Problem requirements:
The data below must be copied in full and without any change.

[Source records]
#####
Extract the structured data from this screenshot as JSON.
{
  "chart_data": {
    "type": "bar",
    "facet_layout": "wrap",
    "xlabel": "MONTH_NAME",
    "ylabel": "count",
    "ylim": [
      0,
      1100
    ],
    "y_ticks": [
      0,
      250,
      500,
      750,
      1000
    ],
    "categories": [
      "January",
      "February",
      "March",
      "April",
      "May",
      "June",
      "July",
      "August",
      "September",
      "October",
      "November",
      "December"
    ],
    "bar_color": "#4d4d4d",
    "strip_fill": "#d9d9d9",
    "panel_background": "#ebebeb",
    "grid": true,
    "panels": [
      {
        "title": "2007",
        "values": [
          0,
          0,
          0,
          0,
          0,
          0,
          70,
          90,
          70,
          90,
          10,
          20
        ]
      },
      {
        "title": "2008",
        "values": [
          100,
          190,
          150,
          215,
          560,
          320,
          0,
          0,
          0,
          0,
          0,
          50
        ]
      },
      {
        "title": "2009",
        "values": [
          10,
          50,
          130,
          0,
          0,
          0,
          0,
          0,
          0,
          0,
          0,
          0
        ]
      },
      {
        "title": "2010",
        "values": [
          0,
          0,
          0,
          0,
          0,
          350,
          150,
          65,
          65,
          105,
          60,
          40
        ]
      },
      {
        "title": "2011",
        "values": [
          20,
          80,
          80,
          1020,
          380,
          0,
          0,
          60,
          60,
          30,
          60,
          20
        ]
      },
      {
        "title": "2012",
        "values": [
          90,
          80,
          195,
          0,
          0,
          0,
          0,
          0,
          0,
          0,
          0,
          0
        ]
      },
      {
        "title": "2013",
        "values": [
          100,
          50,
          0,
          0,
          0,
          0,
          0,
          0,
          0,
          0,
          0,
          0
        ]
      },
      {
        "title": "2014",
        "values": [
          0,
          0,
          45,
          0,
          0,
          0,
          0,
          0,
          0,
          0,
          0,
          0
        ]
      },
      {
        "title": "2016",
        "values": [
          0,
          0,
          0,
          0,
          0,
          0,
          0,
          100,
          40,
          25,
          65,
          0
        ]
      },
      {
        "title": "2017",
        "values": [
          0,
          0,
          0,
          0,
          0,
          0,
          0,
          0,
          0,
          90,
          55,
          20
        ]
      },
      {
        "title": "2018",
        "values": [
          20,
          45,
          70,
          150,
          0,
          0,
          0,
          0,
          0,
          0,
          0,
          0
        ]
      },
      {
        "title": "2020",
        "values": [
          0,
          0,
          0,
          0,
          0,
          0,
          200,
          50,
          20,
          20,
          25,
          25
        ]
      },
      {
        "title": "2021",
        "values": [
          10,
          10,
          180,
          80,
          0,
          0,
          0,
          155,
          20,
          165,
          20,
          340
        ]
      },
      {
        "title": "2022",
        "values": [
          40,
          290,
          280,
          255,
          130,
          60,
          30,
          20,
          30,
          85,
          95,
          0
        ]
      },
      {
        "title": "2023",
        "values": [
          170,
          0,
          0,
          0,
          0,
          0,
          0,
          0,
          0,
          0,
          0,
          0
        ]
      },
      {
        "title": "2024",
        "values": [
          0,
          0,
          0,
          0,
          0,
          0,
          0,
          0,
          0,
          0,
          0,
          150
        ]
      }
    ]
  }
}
#####
Output for this exercise:
Extract the structured data from this screenshot as JSON.
{
  "chart_data": {
    "type": "bar",
    "facet_layout": "wrap",
    "xlabel": "MONTH_NAME",
    "ylabel": "count",
    "ylim": [
      0,
      1100
    ],
    "y_ticks": [
      0,
      250,
      500,
      750,
      1000
    ],
    "categories": [
      "January",
      "February",
      "March",
      "April",
      "May",
      "June",
      "July",
      "August",
      "September",
      "October",
      "November",
      "December"
    ],
    "bar_color": "#4d4d4d",
    "strip_fill": "#d9d9d9",
    "panel_background": "#ebebeb",
    "grid": true,
    "panels": [
      {
        "title": "2007",
        "values": [
          0,
          0,
          0,
          0,
          0,
          0,
          70,
          90,
          70,
          90,
          10,
          20
        ]
      },
      {
        "title": "2008",
        "values": [
          100,
          190,
          150,
          215,
          560,
          320,
          0,
          0,
          0,
          0,
          0,
          50
        ]
      },
      {
        "title": "2009",
        "values": [
          10,
          50,
          130,
          0,
          0,
          0,
          0,
          0,
          0,
          0,
          0,
          0
        ]
      },
      {
        "title": "2010",
        "values": [
          0,
          0,
          0,
          0,
          0,
          350,
          150,
          65,
          65,
          105,
          60,
          40
        ]
      },
      {
        "title": "2011",
        "values": [
          20,
          80,
          80,
          1020,
          380,
          0,
          0,
          60,
          60,
          30,
          60,
          20
        ]
      },
      {
        "title": "2012",
        "values": [
          90,
          80,
          195,
          0,
          0,
          0,
          0,
          0,
          0,
          0,
          0,
          0
        ]
      },
      {
        "title": "2013",
        "values": [
          100,
          50,
          0,
          0,
          0,
          0,
          0,
          0,
          0,
          0,
          0,
          0
        ]
      },
      {
        "title": "2014",
        "values": [
          0,
          0,
          45,
          0,
          0,
          0,
          0,
          0,
          0,
          0,
          0,
          0
        ]
      },
      {
        "title": "2016",
        "values": [
          0,
          0,
          0,
          0,
          0,
          0,
          0,
          100,
          40,
          25,
          65,
          0
        ]
      },
      {
        "title": "2017",
        "values": [
          0,
          0,
          0,
          0,
          0,
          0,
          0,
          0,
          0,
          90,
          55,
          20
        ]
      },
      {
        "title": "2018",
        "values": [
          20,
          45,
          70,
          150,
          0,
          0,
          0,
          0,
          0,
          0,
          0,
          0
        ]
      },
      {
        "title": "2020",
        "values": [
          0,
          0,
          0,
          0,
          0,
          0,
          200,
          50,
          20,
          20,
          25,
          25
        ]
      },
      {
        "title": "2021",
        "values": [
          10,
          10,
          180,
          80,
          0,
          0,
          0,
          155,
          20,
          165,
          20,
          340
        ]
      },
      {
        "title": "2022",
        "values": [
          40,
          290,
          280,
          255,
          130,
          60,
          30,
          20,
          30,
          85,
          95,
          0
        ]
      },
      {
        "title": "2023",
        "values": [
          170,
          0,
          0,
          0,
          0,
          0,
          0,
          0,
          0,
          0,
          0,
          0
        ]
      },
      {
        "title": "2024",
        "values": [
          0,
          0,
          0,
          0,
          0,
          0,
          0,
          0,
          0,
          0,
          0,
          150
        ]
      }
    ]
  }
}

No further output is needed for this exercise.